# Record excerpts

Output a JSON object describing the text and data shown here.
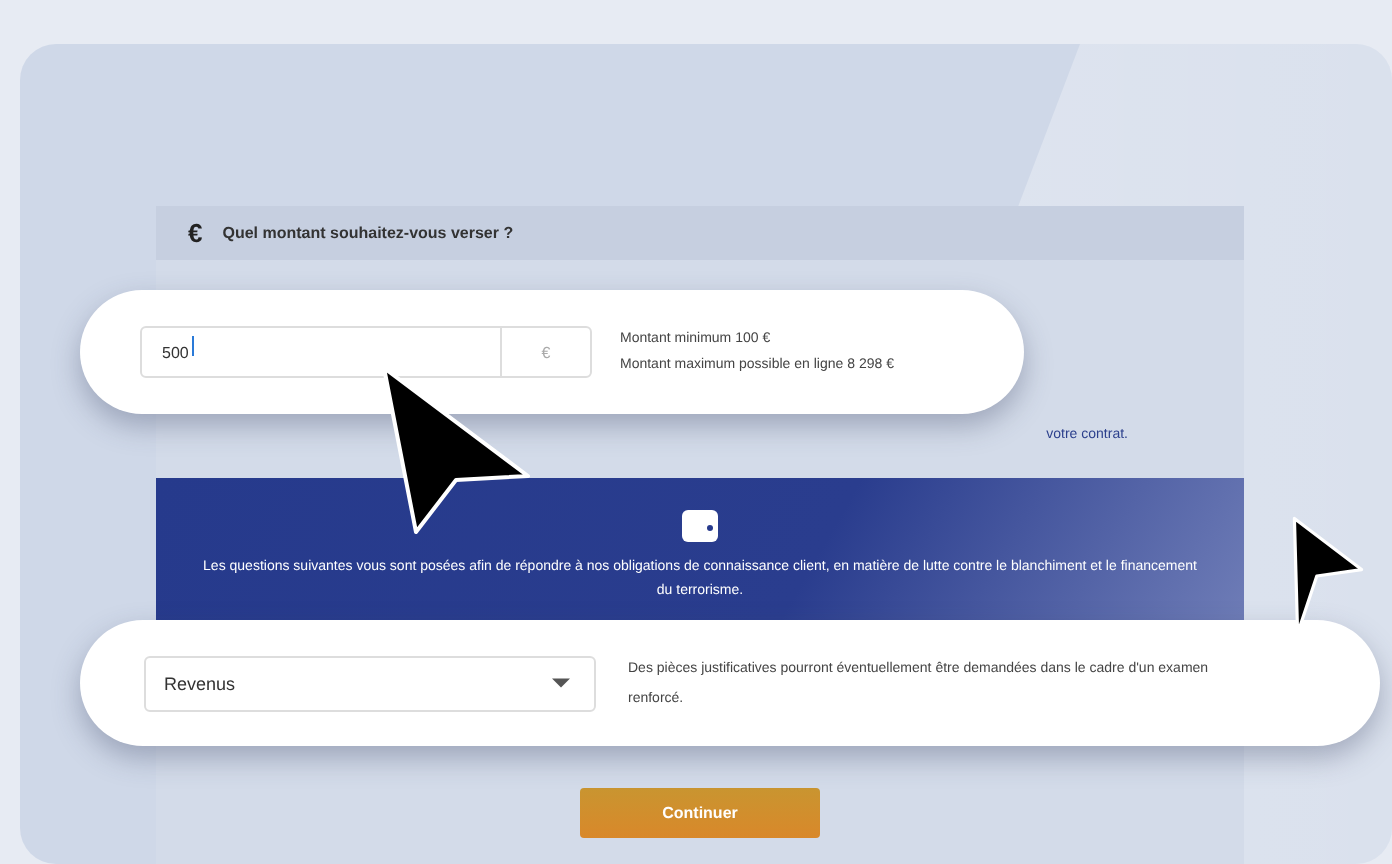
{
  "section": {
    "title": "Quel montant souhaitez-vous verser ?",
    "behind_text": "votre contrat."
  },
  "amount": {
    "value": "500",
    "currency": "€",
    "hints": [
      "Montant minimum 100 €",
      "Montant maximum possible en ligne 8 298 €"
    ]
  },
  "banner": {
    "text": "Les questions suivantes vous sont posées afin de répondre à nos obligations de connaissance client, en matière de lutte contre le blanchiment et le financement du terrorisme."
  },
  "origin": {
    "value": "Revenus",
    "note": "Des pièces justificatives pourront éventuellement être demandées dans le cadre d'un examen renforcé."
  },
  "buttons": [
    {
      "label": "Continuer"
    }
  ]
}
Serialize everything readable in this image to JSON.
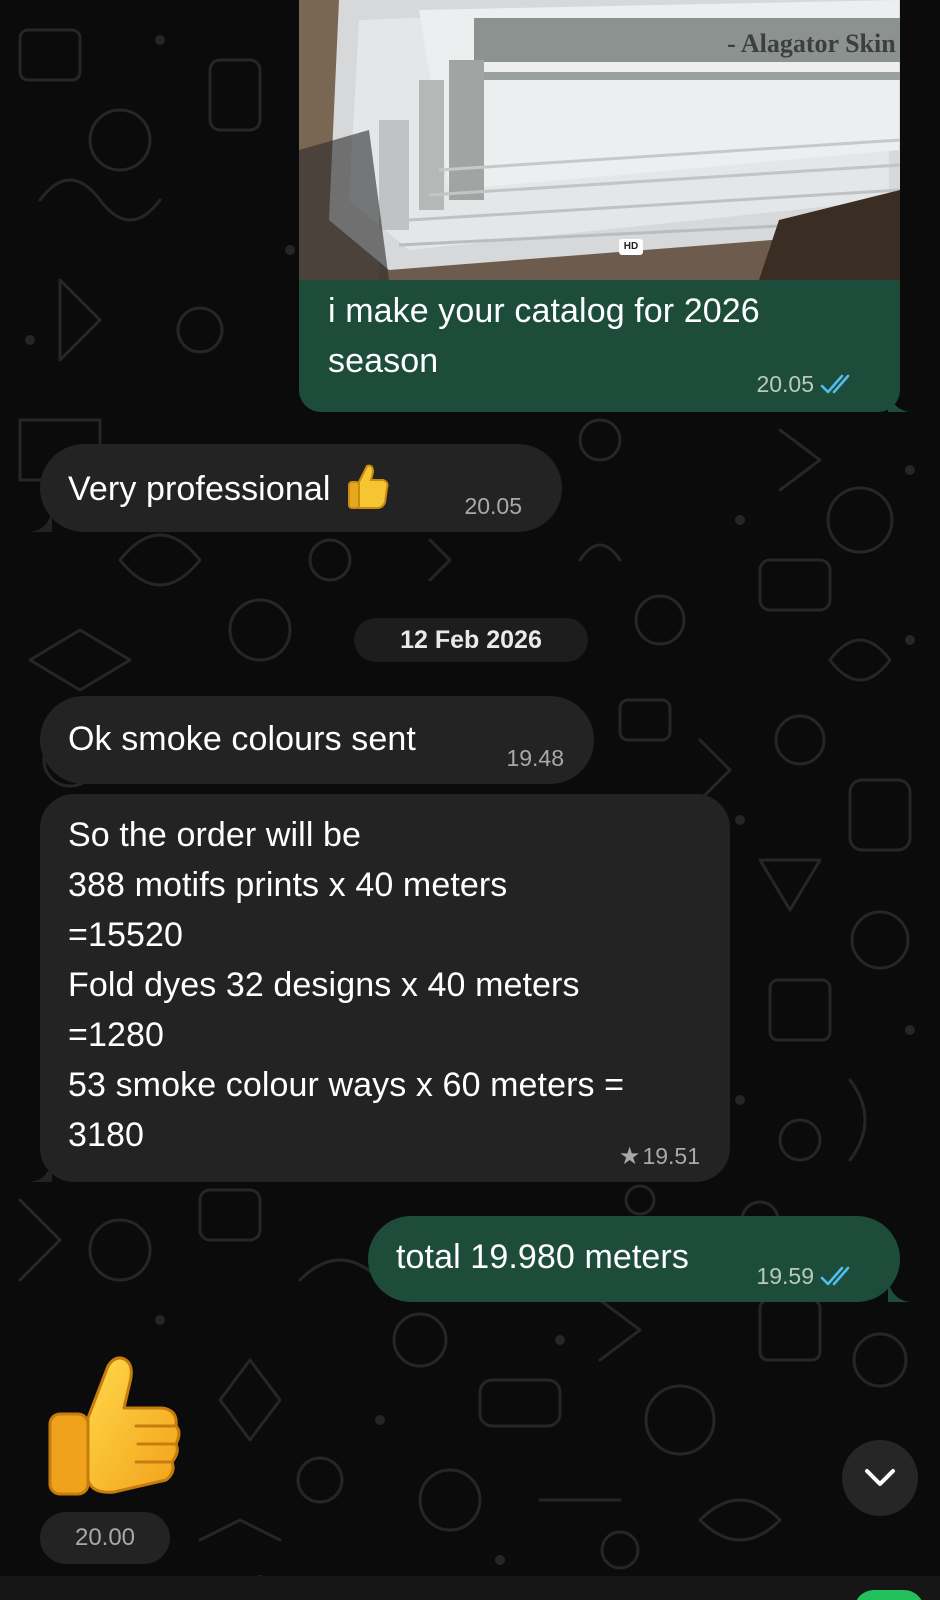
{
  "messages": {
    "photo": {
      "image_text": "- Alagator Skin -",
      "badge": "HD",
      "caption": "i make your catalog for 2026\nseason",
      "time": "20.05"
    },
    "very_professional": {
      "text": "Very professional",
      "emoji": "thumbs-up",
      "time": "20.05"
    },
    "smoke_sent": {
      "text": "Ok smoke colours sent",
      "time": "19.48"
    },
    "order": {
      "lines": [
        "So the order will be",
        "388 motifs prints x 40 meters",
        "=15520",
        "Fold dyes 32 designs x 40 meters",
        "=1280",
        "53 smoke colour ways x 60 meters =",
        "3180"
      ],
      "starred_marker": "★",
      "time": "19.51"
    },
    "total": {
      "text": "total 19.980 meters",
      "time": "19.59"
    },
    "thumb": {
      "emoji": "thumbs-up",
      "time": "20.00"
    }
  },
  "date_separator": "12 Feb 2026",
  "icons": {
    "read_receipt": "double-check-icon",
    "scroll_down": "chevron-down-icon"
  },
  "colors": {
    "background": "#0b0b0b",
    "incoming_bubble": "#232323",
    "outgoing_bubble": "#1d4d3a",
    "read_ticks": "#53bdeb",
    "meta_text": "#a7a9aa",
    "accent_green": "#23c05e"
  }
}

# Brief
Which lines in the records above contain the string "JSON"? Copy each one.

# Result
Output a JSON object describing the text and data shown here.
Serialize everything readable in this image to JSON.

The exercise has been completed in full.